■ **THE EXERCISE**
Omit the images. Copy each entry word for word.

[Records contained in a dataset]

::::::::

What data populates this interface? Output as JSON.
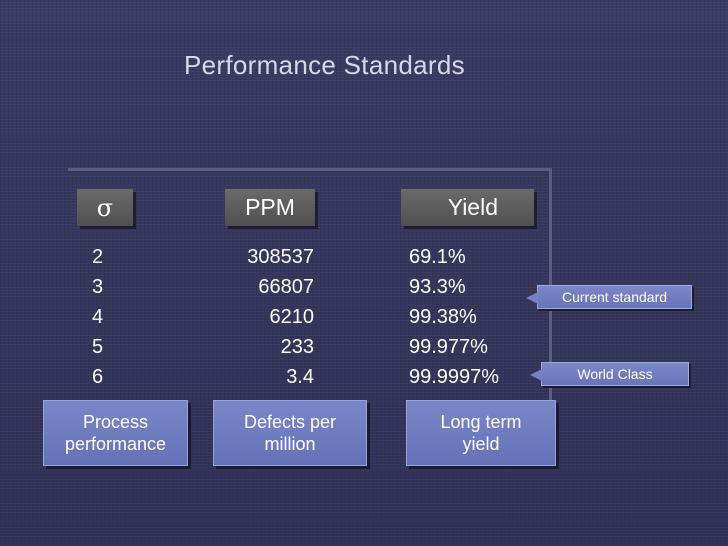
{
  "slide": {
    "title": "Performance Standards"
  },
  "table": {
    "headers": {
      "sigma": "σ",
      "ppm": "PPM",
      "yield": "Yield"
    },
    "rows": [
      {
        "sigma": "2",
        "ppm": "308537",
        "yield": "69.1%"
      },
      {
        "sigma": "3",
        "ppm": "66807",
        "yield": "93.3%"
      },
      {
        "sigma": "4",
        "ppm": "6210",
        "yield": "99.38%"
      },
      {
        "sigma": "5",
        "ppm": "233",
        "yield": "99.977%"
      },
      {
        "sigma": "6",
        "ppm": "3.4",
        "yield": "99.9997%"
      }
    ]
  },
  "labels": {
    "process_line1": "Process",
    "process_line2": "performance",
    "defects_line1": "Defects per",
    "defects_line2": "million",
    "yield_line1": "Long term",
    "yield_line2": "yield"
  },
  "callouts": {
    "current": "Current standard",
    "world": "World Class"
  },
  "colors": {
    "background": "#34345a",
    "header_box": "#5a5a5a",
    "label_box": "#6f7bbf"
  }
}
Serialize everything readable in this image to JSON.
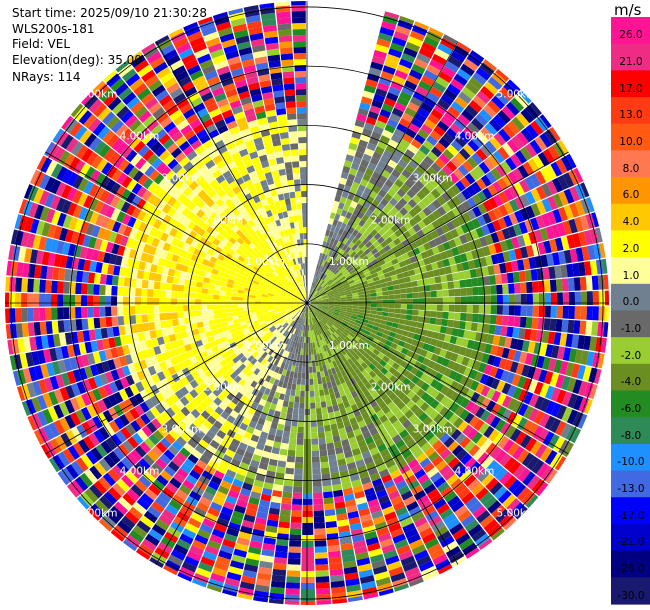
{
  "header": {
    "start_time": "Start time: 2025/09/10 21:30:28",
    "site": "WLS200s-181",
    "field": "Field: VEL",
    "elevation": "Elevation(deg): 35.00",
    "nrays": "NRays: 114"
  },
  "colorbar": {
    "unit": "m/s",
    "labels": [
      "26.0",
      "21.0",
      "17.0",
      "13.0",
      "10.0",
      "8.0",
      "6.0",
      "4.0",
      "2.0",
      "1.0",
      "0.0",
      "-1.0",
      "-2.0",
      "-4.0",
      "-6.0",
      "-8.0",
      "-10.0",
      "-13.0",
      "-17.0",
      "-21.0",
      "-26.0",
      "-30.0"
    ],
    "colors": [
      "#ff1493",
      "#ee2c86",
      "#ff0000",
      "#ff3b14",
      "#ff5a14",
      "#ff7850",
      "#ff9600",
      "#ffc800",
      "#ffff00",
      "#ffff99",
      "#708090",
      "#696969",
      "#9acd32",
      "#6b8e23",
      "#228b22",
      "#2e8b57",
      "#1e90ff",
      "#4169e1",
      "#0000ff",
      "#0000cd",
      "#000080",
      "#191970"
    ]
  },
  "chart_data": {
    "type": "ppi",
    "field": "VEL",
    "unit": "m/s",
    "range_rings_km": [
      1.0,
      2.0,
      3.0,
      4.0,
      5.0
    ],
    "ring_labels": [
      "1.00km",
      "2.00km",
      "3.00km",
      "4.00km",
      "5.00km"
    ],
    "nrays": 114,
    "elevation_deg": 35.0,
    "gap_azimuth_deg": [
      0,
      15
    ],
    "color_levels": [
      -30.0,
      -26.0,
      -21.0,
      -17.0,
      -13.0,
      -10.0,
      -8.0,
      -6.0,
      -4.0,
      -2.0,
      -1.0,
      0.0,
      1.0,
      2.0,
      4.0,
      6.0,
      8.0,
      10.0,
      13.0,
      17.0,
      21.0,
      26.0
    ]
  }
}
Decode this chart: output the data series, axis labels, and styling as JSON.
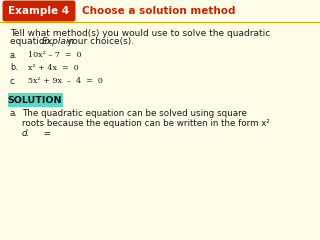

::::::::

■ **COMPLETE RESPONSE**
What data populates this interface? Output as JSON.
{
  "slide": {
    "title": "Performance Standards"
  },
  "table": {
    "headers": {
      "sigma": "σ",
      "ppm": "PPM",
      "yield": "Yield"
    },
    "rows": [
      {
        "sigma": "2",
        "ppm": "308537",
        "yield": "69.1%"
      },
      {
        "sigma": "3",
        "ppm": "66807",
        "yield": "93.3%"
      },
      {
        "sigma": "4",
        "ppm": "6210",
        "yield": "99.38%"
      },
      {
        "sigma": "5",
        "ppm": "233",
        "yield": "99.977%"
      },
      {
        "sigma": "6",
        "ppm": "3.4",
        "yield": "99.9997%"
      }
    ]
  },
  "labels": {
    "process_line1": "Process",
    "process_line2": "performance",
    "defects_line1": "Defects per",
    "defects_line2": "million",
    "yield_line1": "Long term",
    "yield_line2": "yield"
  },
  "callouts": {
    "current": "Current standard",
    "world": "World Class"
  },
  "colors": {
    "background": "#34345a",
    "header_box": "#5a5a5a",
    "label_box": "#6f7bbf"
  }
}
Serialize everything readable in this image to JSON.
{
  "header": {
    "start_time": "Start time: 2025/09/10 21:30:28",
    "site": "WLS200s-181",
    "field": "Field: VEL",
    "elevation": "Elevation(deg): 35.00",
    "nrays": "NRays: 114"
  },
  "colorbar": {
    "unit": "m/s",
    "labels": [
      "26.0",
      "21.0",
      "17.0",
      "13.0",
      "10.0",
      "8.0",
      "6.0",
      "4.0",
      "2.0",
      "1.0",
      "0.0",
      "-1.0",
      "-2.0",
      "-4.0",
      "-6.0",
      "-8.0",
      "-10.0",
      "-13.0",
      "-17.0",
      "-21.0",
      "-26.0",
      "-30.0"
    ],
    "colors": [
      "#ff1493",
      "#ee2c86",
      "#ff0000",
      "#ff3b14",
      "#ff5a14",
      "#ff7850",
      "#ff9600",
      "#ffc800",
      "#ffff00",
      "#ffff99",
      "#708090",
      "#696969",
      "#9acd32",
      "#6b8e23",
      "#228b22",
      "#2e8b57",
      "#1e90ff",
      "#4169e1",
      "#0000ff",
      "#0000cd",
      "#000080",
      "#191970"
    ]
  },
  "chart_data": {
    "type": "ppi",
    "field": "VEL",
    "unit": "m/s",
    "range_rings_km": [
      1.0,
      2.0,
      3.0,
      4.0,
      5.0
    ],
    "ring_labels": [
      "1.00km",
      "2.00km",
      "3.00km",
      "4.00km",
      "5.00km"
    ],
    "nrays": 114,
    "elevation_deg": 35.0,
    "gap_azimuth_deg": [
      0,
      15
    ],
    "color_levels": [
      -30.0,
      -26.0,
      -21.0,
      -17.0,
      -13.0,
      -10.0,
      -8.0,
      -6.0,
      -4.0,
      -2.0,
      -1.0,
      0.0,
      1.0,
      2.0,
      4.0,
      6.0,
      8.0,
      10.0,
      13.0,
      17.0,
      21.0,
      26.0
    ]
  }
}
Decode this chart: output the data series, axis labels, and styling as JSON.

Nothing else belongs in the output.